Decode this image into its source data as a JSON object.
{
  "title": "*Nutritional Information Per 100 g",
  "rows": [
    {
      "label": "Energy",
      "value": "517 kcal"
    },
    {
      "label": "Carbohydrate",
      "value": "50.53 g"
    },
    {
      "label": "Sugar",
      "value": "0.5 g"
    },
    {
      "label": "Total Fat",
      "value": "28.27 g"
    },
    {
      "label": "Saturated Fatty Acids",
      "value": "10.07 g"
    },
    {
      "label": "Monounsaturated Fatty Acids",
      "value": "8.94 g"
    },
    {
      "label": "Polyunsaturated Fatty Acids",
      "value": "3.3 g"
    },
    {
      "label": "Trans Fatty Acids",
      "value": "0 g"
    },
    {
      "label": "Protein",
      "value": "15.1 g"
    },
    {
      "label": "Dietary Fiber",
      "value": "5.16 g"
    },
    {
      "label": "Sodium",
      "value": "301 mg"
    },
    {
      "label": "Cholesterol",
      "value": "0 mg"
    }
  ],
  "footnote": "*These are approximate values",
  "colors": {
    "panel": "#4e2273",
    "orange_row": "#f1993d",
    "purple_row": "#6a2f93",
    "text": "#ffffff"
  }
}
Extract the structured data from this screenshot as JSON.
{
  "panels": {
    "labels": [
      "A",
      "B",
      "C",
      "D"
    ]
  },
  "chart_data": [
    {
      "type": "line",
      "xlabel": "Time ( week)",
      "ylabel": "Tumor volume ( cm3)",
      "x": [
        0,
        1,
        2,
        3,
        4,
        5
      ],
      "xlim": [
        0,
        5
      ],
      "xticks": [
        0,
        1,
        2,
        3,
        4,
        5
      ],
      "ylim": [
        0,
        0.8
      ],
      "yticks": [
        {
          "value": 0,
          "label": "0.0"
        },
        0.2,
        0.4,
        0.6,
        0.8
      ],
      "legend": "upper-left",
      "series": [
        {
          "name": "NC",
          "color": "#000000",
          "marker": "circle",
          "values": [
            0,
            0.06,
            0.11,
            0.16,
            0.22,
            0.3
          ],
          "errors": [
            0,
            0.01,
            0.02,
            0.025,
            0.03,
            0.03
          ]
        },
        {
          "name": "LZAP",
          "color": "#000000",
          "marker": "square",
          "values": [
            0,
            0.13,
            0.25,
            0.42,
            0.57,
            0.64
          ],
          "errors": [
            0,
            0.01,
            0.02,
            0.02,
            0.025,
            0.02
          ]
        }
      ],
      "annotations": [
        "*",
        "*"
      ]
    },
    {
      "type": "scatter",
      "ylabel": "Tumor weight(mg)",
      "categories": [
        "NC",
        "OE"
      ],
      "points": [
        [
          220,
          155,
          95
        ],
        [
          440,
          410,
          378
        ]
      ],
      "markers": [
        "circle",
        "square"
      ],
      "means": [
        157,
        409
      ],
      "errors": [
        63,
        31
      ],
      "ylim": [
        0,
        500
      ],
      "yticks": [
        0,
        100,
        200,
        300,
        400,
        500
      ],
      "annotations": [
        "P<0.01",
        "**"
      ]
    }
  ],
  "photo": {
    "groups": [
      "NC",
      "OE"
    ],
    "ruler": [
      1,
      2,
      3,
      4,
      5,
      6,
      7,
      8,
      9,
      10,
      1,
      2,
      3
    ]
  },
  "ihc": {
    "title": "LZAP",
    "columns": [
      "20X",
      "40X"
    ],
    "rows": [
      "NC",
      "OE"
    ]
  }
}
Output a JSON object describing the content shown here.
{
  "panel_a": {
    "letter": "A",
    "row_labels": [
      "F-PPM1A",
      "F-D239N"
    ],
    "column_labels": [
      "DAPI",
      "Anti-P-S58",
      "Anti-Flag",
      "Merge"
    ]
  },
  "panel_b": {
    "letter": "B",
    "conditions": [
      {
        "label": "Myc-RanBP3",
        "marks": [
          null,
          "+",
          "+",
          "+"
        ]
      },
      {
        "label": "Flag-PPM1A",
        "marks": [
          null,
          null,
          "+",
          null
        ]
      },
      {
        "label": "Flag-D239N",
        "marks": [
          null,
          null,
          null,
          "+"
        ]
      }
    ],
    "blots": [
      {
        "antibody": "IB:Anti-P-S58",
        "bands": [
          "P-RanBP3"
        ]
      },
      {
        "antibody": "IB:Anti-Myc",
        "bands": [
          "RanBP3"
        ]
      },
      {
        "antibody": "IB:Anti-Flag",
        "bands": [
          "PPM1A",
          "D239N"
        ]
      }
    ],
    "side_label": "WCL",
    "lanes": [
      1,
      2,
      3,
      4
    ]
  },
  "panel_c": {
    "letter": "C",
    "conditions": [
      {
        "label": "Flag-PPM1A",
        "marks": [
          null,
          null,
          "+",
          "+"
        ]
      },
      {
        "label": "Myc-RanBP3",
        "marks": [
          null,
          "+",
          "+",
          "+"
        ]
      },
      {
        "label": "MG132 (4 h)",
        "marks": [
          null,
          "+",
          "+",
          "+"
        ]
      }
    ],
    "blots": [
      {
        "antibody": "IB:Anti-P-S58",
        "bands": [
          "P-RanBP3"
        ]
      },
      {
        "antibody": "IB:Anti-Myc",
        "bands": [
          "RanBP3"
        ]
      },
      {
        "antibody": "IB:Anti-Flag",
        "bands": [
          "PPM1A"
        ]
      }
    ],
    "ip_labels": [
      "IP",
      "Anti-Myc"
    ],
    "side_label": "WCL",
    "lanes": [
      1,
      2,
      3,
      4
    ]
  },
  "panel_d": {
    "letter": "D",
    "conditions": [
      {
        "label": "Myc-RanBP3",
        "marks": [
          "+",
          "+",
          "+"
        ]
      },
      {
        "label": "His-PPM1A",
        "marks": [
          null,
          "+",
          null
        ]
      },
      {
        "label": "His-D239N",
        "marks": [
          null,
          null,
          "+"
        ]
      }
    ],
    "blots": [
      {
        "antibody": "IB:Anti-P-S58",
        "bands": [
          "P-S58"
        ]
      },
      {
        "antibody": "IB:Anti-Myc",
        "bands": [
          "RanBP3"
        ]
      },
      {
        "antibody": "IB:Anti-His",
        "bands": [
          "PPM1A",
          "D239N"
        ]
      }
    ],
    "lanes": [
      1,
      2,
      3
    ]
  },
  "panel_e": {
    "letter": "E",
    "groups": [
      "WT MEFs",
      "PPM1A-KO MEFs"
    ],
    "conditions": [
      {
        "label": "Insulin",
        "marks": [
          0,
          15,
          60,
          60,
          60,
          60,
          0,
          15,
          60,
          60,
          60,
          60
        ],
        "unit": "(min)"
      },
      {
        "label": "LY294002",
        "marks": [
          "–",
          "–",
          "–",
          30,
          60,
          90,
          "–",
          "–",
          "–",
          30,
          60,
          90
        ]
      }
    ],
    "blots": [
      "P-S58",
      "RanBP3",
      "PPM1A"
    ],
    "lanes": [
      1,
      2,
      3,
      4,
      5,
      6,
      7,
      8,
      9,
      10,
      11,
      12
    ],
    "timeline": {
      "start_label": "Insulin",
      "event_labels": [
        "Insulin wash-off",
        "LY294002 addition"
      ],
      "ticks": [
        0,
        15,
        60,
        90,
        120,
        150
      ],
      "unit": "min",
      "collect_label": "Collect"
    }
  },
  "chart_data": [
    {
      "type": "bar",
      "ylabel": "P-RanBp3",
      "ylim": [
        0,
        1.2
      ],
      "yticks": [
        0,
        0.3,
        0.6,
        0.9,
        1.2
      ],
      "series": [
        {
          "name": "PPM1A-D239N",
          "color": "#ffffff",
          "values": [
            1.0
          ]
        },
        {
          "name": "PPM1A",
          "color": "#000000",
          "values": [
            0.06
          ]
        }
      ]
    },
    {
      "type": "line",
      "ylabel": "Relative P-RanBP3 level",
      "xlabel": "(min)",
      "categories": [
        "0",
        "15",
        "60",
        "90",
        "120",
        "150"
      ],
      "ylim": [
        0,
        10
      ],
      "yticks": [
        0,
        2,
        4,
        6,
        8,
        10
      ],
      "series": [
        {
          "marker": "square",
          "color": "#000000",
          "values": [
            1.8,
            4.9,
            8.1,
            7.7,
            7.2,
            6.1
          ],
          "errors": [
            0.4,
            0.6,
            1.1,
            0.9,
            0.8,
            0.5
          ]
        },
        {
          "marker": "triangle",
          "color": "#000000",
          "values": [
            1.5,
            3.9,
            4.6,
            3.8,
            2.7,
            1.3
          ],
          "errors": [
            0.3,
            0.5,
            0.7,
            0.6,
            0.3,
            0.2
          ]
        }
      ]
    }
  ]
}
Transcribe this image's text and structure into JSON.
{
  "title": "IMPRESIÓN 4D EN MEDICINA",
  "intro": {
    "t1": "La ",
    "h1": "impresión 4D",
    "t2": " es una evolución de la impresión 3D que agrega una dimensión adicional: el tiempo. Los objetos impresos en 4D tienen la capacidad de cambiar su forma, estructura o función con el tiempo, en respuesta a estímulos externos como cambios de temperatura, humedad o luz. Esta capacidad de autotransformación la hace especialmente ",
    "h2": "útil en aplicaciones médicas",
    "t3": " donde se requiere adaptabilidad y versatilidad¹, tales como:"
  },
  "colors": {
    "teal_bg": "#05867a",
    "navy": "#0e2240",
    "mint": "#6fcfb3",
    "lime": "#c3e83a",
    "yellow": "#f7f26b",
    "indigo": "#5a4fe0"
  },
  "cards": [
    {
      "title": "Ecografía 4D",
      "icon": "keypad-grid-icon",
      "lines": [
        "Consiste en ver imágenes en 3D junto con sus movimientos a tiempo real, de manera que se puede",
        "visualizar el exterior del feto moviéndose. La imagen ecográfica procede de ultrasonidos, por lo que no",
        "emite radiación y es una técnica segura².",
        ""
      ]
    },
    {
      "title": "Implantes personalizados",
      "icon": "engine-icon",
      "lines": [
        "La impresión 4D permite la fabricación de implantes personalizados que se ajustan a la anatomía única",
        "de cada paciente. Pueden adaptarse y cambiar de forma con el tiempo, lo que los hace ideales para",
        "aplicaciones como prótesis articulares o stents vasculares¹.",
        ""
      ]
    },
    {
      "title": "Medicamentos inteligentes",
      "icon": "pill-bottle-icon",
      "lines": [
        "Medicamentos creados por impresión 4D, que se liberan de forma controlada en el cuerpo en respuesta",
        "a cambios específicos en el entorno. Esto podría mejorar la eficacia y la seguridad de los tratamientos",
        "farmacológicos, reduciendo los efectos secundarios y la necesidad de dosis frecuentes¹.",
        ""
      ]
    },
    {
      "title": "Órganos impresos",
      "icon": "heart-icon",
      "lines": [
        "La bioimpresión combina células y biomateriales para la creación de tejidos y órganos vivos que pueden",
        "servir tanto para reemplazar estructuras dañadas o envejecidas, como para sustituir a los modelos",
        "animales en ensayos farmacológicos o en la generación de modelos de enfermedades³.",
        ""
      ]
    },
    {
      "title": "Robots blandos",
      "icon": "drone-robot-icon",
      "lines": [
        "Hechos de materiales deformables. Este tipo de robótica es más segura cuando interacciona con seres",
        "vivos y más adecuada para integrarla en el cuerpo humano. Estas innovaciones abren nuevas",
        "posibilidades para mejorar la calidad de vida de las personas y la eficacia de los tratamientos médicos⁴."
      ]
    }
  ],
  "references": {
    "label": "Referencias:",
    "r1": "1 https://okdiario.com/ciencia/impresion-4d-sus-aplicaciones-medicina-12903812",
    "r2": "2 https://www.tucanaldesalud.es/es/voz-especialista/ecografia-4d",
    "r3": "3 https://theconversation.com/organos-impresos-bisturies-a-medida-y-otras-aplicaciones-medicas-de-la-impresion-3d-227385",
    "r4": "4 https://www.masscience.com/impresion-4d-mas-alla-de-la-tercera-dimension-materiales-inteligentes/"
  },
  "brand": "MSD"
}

▸ WORK TASK: All lines in the data that contain the word "hace" should be copied.

▸ EXERCISE RESPONSE:
    "t2": " es una evolución de la impresión 3D que agrega una dimensión adicional: el tiempo. Los objetos impresos en 4D tienen la capacidad de cambiar su forma, estructura o función con el tiempo, en respuesta a estímulos externos como cambios de temperatura, humedad o luz. Esta capacidad de autotransformación la hace especialmente ",
        "de cada paciente. Pueden adaptarse y cambiar de forma con el tiempo, lo que los hace ideales para",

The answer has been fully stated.